**What to produce:** Set down all of the data exactly as it appears.

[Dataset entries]
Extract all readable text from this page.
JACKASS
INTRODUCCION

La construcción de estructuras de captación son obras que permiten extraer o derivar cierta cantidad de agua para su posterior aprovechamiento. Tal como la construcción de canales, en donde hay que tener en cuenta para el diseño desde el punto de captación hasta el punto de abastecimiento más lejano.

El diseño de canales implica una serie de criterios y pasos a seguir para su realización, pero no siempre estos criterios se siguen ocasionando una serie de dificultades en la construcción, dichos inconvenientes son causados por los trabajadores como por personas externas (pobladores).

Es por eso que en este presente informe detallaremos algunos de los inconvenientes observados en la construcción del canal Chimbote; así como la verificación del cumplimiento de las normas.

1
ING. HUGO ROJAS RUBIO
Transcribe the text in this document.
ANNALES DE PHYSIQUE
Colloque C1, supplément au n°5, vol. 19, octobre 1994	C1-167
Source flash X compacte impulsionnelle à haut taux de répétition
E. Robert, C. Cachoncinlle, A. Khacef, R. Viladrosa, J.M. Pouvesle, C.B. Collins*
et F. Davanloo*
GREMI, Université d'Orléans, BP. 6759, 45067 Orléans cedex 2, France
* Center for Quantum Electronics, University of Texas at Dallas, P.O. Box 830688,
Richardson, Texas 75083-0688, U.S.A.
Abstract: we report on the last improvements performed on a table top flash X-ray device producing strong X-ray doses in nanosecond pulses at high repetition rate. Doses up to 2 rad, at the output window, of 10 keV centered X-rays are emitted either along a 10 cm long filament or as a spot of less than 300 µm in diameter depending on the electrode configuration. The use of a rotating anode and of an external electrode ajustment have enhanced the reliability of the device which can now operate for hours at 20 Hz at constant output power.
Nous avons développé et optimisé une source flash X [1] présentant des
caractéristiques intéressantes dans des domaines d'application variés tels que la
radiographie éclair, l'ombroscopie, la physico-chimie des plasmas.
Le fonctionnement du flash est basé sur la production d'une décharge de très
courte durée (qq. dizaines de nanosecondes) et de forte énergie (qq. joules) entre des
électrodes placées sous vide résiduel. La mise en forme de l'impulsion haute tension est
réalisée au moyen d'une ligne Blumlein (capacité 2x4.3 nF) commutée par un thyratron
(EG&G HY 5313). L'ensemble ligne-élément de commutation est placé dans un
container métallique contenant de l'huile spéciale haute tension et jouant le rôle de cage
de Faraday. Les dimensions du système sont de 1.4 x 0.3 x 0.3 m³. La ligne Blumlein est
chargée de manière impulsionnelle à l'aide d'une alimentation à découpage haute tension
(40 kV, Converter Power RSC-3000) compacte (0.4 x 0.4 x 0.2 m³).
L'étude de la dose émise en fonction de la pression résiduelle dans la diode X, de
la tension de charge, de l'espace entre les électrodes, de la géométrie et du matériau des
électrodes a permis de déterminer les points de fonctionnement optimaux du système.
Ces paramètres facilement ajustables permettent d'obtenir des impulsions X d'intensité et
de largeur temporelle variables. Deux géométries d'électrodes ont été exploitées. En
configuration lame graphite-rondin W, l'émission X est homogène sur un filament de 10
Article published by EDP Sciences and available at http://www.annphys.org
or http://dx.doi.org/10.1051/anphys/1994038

**Complete output:**
Extract all readable text from this page.
JACKASS
INTRODUCCION

La construcción de estructuras de captación son obras que permiten extraer o derivar cierta cantidad de agua para su posterior aprovechamiento. Tal como la construcción de canales, en donde hay que tener en cuenta para el diseño desde el punto de captación hasta el punto de abastecimiento más lejano.

El diseño de canales implica una serie de criterios y pasos a seguir para su realización, pero no siempre estos criterios se siguen ocasionando una serie de dificultades en la construcción, dichos inconvenientes son causados por los trabajadores como por personas externas (pobladores).

Es por eso que en este presente informe detallaremos algunos de los inconvenientes observados en la construcción del canal Chimbote; así como la verificación del cumplimiento de las normas.

1
ING. HUGO ROJAS RUBIO
Transcribe the text in this document.
ANNALES DE PHYSIQUE
Colloque C1, supplément au n°5, vol. 19, octobre 1994	C1-167
Source flash X compacte impulsionnelle à haut taux de répétition
E. Robert, C. Cachoncinlle, A. Khacef, R. Viladrosa, J.M. Pouvesle, C.B. Collins*
et F. Davanloo*
GREMI, Université d'Orléans, BP. 6759, 45067 Orléans cedex 2, France
* Center for Quantum Electronics, University of Texas at Dallas, P.O. Box 830688,
Richardson, Texas 75083-0688, U.S.A.
Abstract: we report on the last improvements performed on a table top flash X-ray device producing strong X-ray doses in nanosecond pulses at high repetition rate. Doses up to 2 rad, at the output window, of 10 keV centered X-rays are emitted either along a 10 cm long filament or as a spot of less than 300 µm in diameter depending on the electrode configuration. The use of a rotating anode and of an external electrode ajustment have enhanced the reliability of the device which can now operate for hours at 20 Hz at constant output power.
Nous avons développé et optimisé une source flash X [1] présentant des
caractéristiques intéressantes dans des domaines d'application variés tels que la
radiographie éclair, l'ombroscopie, la physico-chimie des plasmas.
Le fonctionnement du flash est basé sur la production d'une décharge de très
courte durée (qq. dizaines de nanosecondes) et de forte énergie (qq. joules) entre des
électrodes placées sous vide résiduel. La mise en forme de l'impulsion haute tension est
réalisée au moyen d'une ligne Blumlein (capacité 2x4.3 nF) commutée par un thyratron
(EG&G HY 5313). L'ensemble ligne-élément de commutation est placé dans un
container métallique contenant de l'huile spéciale haute tension et jouant le rôle de cage
de Faraday. Les dimensions du système sont de 1.4 x 0.3 x 0.3 m³. La ligne Blumlein est
chargée de manière impulsionnelle à l'aide d'une alimentation à découpage haute tension
(40 kV, Converter Power RSC-3000) compacte (0.4 x 0.4 x 0.2 m³).
L'étude de la dose émise en fonction de la pression résiduelle dans la diode X, de
la tension de charge, de l'espace entre les électrodes, de la géométrie et du matériau des
électrodes a permis de déterminer les points de fonctionnement optimaux du système.
Ces paramètres facilement ajustables permettent d'obtenir des impulsions X d'intensité et
de largeur temporelle variables. Deux géométries d'électrodes ont été exploitées. En
configuration lame graphite-rondin W, l'émission X est homogène sur un filament de 10
Article published by EDP Sciences and available at http://www.annphys.org
or http://dx.doi.org/10.1051/anphys/1994038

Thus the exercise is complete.